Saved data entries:
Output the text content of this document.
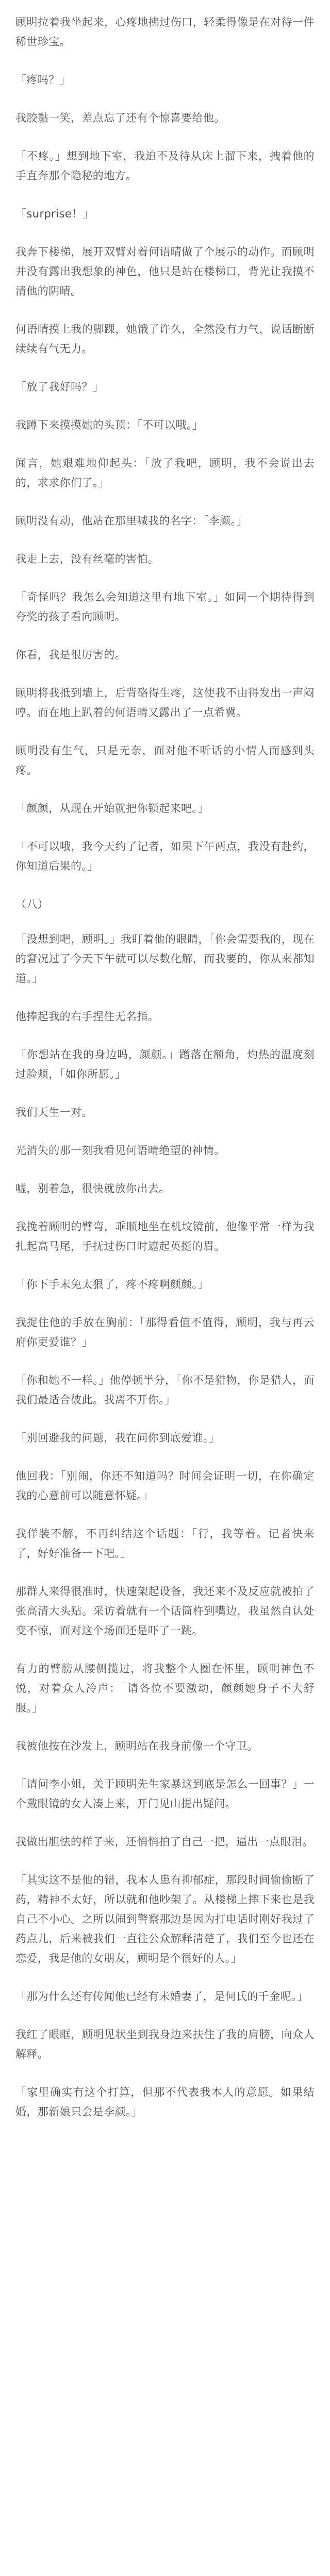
顾明拉着我坐起来，心疼地拂过伤口，轻柔得像是在对待一件稀世珍宝。

「疼吗？」

我胶黏一笑，差点忘了还有个惊喜要给他。

「不疼。」想到地下室，我迫不及待从床上溜下来，拽着他的手直奔那个隐秘的地方。

「surprise！」

我奔下楼梯，展开双臂对着何语晴做了个展示的动作。而顾明并没有露出我想象的神色，他只是站在楼梯口，背光让我摸不清他的阴晴。

何语晴摸上我的脚踝，她饿了许久，全然没有力气，说话断断续续有气无力。

「放了我好吗？」

我蹲下来摸摸她的头顶：「不可以哦。」

闻言，她艰难地仰起头：「放了我吧，顾明，我不会说出去的，求求你们了。」

顾明没有动，他站在那里喊我的名字：「李颜。」

我走上去，没有丝毫的害怕。

「奇怪吗？我怎么会知道这里有地下室。」如同一个期待得到夸奖的孩子看向顾明。

你看，我是很厉害的。

顾明将我抵到墙上，后背硌得生疼，这使我不由得发出一声闷哼。而在地上趴着的何语晴又露出了一点希冀。

顾明没有生气，只是无奈，面对他不听话的小情人而感到头疼。

「颜颜，从现在开始就把你锁起来吧。」

「不可以哦，我今天约了记者，如果下午两点，我没有赴约，你知道后果的。」

（八）

「没想到吧，顾明。」我盯着他的眼睛，「你会需要我的，现在的窘况过了今天下午就可以尽数化解，而我要的，你从来都知道。」

他捧起我的右手捏住无名指。

「你想站在我的身边吗，颜颜。」蹭落在额角，灼热的温度刻过脸颊，「如你所愿。」

我们天生一对。

光消失的那一刻我看见何语晴绝望的神情。

嘘，别着急，很快就放你出去。

我挽着顾明的臂弯，乖顺地坐在机坟镜前，他像平常一样为我扎起高马尾，手抚过伤口时遮起英挺的眉。

「你下手未免太狠了，疼不疼啊颜颜。」

我捉住他的手放在胸前：「那得看值不值得，顾明，我与再云府你更爱谁？」

「你和她不一样。」他停顿半分，「你不是猎物，你是猎人，而我们最适合彼此。我离不开你。」

「别回避我的问题，我在问你到底爱谁。」

他回我：「别闹，你还不知道吗？时间会证明一切，在你确定我的心意前可以随意怀疑。」

我佯装不解，不再纠结这个话题：「行，我等着。记者快来了，好好准备一下吧。」

那群人来得很准时，快速架起设备，我还来不及反应就被拍了张高清大头贴。采访着就有一个话筒杵到嘴边，我虽然自认处变不惊，面对这个场面还是吓了一跳。

有力的臂膀从腰侧揽过，将我整个人圈在怀里，顾明神色不悦，对着众人冷声：「请各位不要激动，颜颜她身子不大舒服。」

我被他按在沙发上，顾明站在我身前像一个守卫。

「请问李小姐，关于顾明先生家暴这到底是怎么一回事？」一个戴眼镜的女人凑上来，开门见山提出疑问。

我做出胆怯的样子来，还悄悄拍了自己一把，逼出一点眼泪。

「其实这不是他的错，我本人患有抑郁症，那段时间偷偷断了药，精神不太好，所以就和他吵架了。从楼梯上摔下来也是我自己不小心。之所以闹到警察那边是因为打电话时刚好我过了药点儿，后来被我们一直往公众解释清楚了，我们至今也还在恋爱，我是他的女朋友，顾明是个很好的人。」

「那为什么还有传闻他已经有未婚妻了，是何氏的千金呢。」

我红了眼眶，顾明见状坐到我身边来扶住了我的肩膀，向众人解释。

「家里确实有这个打算，但那不代表我本人的意愿。如果结婚，那新娘只会是李颜。」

- Task brief -
Using the material above, return every line exactly as it appears, minus the pictures.

- Task response -
Output the text content of this document.
顾明拉着我坐起来，心疼地拂过伤口，轻柔得像是在对待一件稀世珍宝。

「疼吗？」

我胶黏一笑，差点忘了还有个惊喜要给他。

「不疼。」想到地下室，我迫不及待从床上溜下来，拽着他的手直奔那个隐秘的地方。

「surprise！」

我奔下楼梯，展开双臂对着何语晴做了个展示的动作。而顾明并没有露出我想象的神色，他只是站在楼梯口，背光让我摸不清他的阴晴。

何语晴摸上我的脚踝，她饿了许久，全然没有力气，说话断断续续有气无力。

「放了我好吗？」

我蹲下来摸摸她的头顶：「不可以哦。」

闻言，她艰难地仰起头：「放了我吧，顾明，我不会说出去的，求求你们了。」

顾明没有动，他站在那里喊我的名字：「李颜。」

我走上去，没有丝毫的害怕。

「奇怪吗？我怎么会知道这里有地下室。」如同一个期待得到夸奖的孩子看向顾明。

你看，我是很厉害的。

顾明将我抵到墙上，后背硌得生疼，这使我不由得发出一声闷哼。而在地上趴着的何语晴又露出了一点希冀。

顾明没有生气，只是无奈，面对他不听话的小情人而感到头疼。

「颜颜，从现在开始就把你锁起来吧。」

「不可以哦，我今天约了记者，如果下午两点，我没有赴约，你知道后果的。」

（八）

「没想到吧，顾明。」我盯着他的眼睛，「你会需要我的，现在的窘况过了今天下午就可以尽数化解，而我要的，你从来都知道。」

他捧起我的右手捏住无名指。

「你想站在我的身边吗，颜颜。」蹭落在额角，灼热的温度刻过脸颊，「如你所愿。」

我们天生一对。

光消失的那一刻我看见何语晴绝望的神情。

嘘，别着急，很快就放你出去。

我挽着顾明的臂弯，乖顺地坐在机坟镜前，他像平常一样为我扎起高马尾，手抚过伤口时遮起英挺的眉。

「你下手未免太狠了，疼不疼啊颜颜。」

我捉住他的手放在胸前：「那得看值不值得，顾明，我与再云府你更爱谁？」

「你和她不一样。」他停顿半分，「你不是猎物，你是猎人，而我们最适合彼此。我离不开你。」

「别回避我的问题，我在问你到底爱谁。」

他回我：「别闹，你还不知道吗？时间会证明一切，在你确定我的心意前可以随意怀疑。」

我佯装不解，不再纠结这个话题：「行，我等着。记者快来了，好好准备一下吧。」

那群人来得很准时，快速架起设备，我还来不及反应就被拍了张高清大头贴。采访着就有一个话筒杵到嘴边，我虽然自认处变不惊，面对这个场面还是吓了一跳。

有力的臂膀从腰侧揽过，将我整个人圈在怀里，顾明神色不悦，对着众人冷声：「请各位不要激动，颜颜她身子不大舒服。」

我被他按在沙发上，顾明站在我身前像一个守卫。

「请问李小姐，关于顾明先生家暴这到底是怎么一回事？」一个戴眼镜的女人凑上来，开门见山提出疑问。

我做出胆怯的样子来，还悄悄拍了自己一把，逼出一点眼泪。

「其实这不是他的错，我本人患有抑郁症，那段时间偷偷断了药，精神不太好，所以就和他吵架了。从楼梯上摔下来也是我自己不小心。之所以闹到警察那边是因为打电话时刚好我过了药点儿，后来被我们一直往公众解释清楚了，我们至今也还在恋爱，我是他的女朋友，顾明是个很好的人。」

「那为什么还有传闻他已经有未婚妻了，是何氏的千金呢。」

我红了眼眶，顾明见状坐到我身边来扶住了我的肩膀，向众人解释。

「家里确实有这个打算，但那不代表我本人的意愿。如果结婚，那新娘只会是李颜。」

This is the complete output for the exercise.